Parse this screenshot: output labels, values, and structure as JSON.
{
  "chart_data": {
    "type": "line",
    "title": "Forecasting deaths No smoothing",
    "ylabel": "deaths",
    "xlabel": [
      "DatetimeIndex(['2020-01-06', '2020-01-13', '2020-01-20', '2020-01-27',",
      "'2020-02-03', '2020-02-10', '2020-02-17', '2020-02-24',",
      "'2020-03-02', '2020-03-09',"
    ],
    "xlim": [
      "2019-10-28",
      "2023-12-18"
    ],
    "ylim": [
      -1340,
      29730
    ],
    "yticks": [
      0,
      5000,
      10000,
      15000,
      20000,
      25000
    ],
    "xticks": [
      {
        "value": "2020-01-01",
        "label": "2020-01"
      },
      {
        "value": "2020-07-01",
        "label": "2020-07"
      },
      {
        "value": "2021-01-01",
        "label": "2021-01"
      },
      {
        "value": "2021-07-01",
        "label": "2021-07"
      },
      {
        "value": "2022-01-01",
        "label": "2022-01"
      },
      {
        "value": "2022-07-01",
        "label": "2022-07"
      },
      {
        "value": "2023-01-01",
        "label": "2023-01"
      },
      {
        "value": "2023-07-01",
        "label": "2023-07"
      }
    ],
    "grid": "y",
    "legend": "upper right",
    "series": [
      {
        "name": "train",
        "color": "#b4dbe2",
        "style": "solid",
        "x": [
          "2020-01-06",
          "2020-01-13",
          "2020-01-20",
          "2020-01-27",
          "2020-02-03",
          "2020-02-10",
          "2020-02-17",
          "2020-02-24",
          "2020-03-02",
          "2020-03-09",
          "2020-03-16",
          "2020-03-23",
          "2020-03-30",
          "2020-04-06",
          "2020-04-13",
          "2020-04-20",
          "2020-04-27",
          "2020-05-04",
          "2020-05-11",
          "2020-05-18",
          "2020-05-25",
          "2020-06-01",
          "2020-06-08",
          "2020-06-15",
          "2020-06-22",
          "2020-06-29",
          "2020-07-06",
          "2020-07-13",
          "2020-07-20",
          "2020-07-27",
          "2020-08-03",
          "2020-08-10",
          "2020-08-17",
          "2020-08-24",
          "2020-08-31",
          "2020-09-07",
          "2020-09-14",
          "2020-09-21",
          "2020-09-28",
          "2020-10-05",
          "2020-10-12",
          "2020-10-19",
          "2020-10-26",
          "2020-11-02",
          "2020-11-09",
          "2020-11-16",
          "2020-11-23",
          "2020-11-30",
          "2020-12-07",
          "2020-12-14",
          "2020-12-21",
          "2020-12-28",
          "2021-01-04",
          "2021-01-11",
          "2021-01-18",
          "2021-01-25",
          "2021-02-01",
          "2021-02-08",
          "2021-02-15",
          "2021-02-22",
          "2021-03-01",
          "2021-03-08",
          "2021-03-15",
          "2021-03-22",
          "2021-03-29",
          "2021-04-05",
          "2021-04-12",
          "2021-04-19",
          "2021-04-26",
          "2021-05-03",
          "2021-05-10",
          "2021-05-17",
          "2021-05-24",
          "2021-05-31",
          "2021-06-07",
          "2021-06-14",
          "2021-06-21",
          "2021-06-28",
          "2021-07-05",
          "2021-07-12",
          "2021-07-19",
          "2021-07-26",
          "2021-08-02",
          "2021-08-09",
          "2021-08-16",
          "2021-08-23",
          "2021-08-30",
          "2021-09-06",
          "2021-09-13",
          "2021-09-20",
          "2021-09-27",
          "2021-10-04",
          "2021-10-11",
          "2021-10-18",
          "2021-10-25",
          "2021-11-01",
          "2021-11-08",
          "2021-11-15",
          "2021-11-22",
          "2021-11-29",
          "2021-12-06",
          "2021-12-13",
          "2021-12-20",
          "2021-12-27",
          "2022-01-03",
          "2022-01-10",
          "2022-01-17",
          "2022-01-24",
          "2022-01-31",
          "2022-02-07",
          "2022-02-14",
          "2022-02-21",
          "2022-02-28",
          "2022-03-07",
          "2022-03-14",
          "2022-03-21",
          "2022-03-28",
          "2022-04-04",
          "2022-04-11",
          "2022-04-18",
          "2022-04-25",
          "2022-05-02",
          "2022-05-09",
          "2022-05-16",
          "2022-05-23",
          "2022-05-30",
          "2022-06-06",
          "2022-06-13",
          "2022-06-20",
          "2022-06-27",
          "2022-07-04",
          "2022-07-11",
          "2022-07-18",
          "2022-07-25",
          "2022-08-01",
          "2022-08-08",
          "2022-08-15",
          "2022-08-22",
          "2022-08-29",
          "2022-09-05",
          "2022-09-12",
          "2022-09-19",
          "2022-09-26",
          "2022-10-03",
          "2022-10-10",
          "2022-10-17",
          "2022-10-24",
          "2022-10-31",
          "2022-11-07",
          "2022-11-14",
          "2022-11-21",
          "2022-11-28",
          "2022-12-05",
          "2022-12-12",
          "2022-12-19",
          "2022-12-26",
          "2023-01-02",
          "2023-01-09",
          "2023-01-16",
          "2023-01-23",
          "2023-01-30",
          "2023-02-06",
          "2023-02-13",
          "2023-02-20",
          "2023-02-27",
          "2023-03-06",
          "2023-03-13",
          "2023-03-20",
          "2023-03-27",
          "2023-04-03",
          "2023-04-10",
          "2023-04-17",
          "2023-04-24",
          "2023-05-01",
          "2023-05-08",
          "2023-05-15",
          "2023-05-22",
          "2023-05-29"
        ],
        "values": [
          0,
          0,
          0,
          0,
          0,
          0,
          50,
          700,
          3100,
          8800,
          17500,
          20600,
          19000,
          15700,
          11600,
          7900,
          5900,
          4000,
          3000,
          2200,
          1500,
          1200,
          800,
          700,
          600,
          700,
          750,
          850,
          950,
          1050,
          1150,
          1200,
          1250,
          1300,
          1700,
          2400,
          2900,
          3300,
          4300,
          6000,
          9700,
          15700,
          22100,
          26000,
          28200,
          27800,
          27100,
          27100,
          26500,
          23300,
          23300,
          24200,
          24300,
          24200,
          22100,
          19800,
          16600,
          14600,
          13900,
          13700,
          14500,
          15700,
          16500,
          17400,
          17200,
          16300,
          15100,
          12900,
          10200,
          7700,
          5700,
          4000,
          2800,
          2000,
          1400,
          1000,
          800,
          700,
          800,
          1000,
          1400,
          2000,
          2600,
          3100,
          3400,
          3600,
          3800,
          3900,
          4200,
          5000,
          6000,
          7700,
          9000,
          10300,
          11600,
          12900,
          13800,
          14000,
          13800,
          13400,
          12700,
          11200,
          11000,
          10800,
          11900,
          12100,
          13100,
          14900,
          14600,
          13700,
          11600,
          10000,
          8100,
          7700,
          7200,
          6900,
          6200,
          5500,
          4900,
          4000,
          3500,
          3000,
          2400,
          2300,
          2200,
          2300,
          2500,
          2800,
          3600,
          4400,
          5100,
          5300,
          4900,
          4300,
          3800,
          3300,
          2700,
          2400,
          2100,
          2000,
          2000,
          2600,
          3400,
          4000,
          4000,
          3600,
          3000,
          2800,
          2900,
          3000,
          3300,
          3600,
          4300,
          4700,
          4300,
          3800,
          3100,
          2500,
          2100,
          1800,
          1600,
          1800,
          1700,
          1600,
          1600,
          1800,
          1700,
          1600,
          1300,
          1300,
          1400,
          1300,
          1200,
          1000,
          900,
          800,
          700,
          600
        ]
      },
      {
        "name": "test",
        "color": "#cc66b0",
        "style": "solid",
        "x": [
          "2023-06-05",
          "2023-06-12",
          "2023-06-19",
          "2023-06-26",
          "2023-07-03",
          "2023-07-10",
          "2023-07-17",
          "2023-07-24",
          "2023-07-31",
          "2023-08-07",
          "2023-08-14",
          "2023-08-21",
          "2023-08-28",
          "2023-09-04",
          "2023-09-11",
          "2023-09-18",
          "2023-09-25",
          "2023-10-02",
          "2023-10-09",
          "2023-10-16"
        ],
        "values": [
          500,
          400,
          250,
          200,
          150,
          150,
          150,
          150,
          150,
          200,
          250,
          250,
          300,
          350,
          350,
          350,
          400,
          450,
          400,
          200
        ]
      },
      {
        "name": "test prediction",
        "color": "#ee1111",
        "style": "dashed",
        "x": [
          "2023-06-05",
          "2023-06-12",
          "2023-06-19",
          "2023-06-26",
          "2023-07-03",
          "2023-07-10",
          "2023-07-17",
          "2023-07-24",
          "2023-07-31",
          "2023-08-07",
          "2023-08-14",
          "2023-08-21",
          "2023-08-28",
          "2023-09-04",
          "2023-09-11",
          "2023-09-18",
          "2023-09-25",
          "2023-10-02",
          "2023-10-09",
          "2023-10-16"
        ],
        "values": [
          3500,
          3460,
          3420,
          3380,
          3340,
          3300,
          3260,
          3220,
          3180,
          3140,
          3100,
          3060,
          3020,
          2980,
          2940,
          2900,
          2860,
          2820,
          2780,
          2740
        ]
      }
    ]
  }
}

Requirements:
From the listing above, copy all lines holding the word "color".

Expected answer:
        "color": "#b4dbe2",
        "color": "#cc66b0",
        "color": "#ee1111",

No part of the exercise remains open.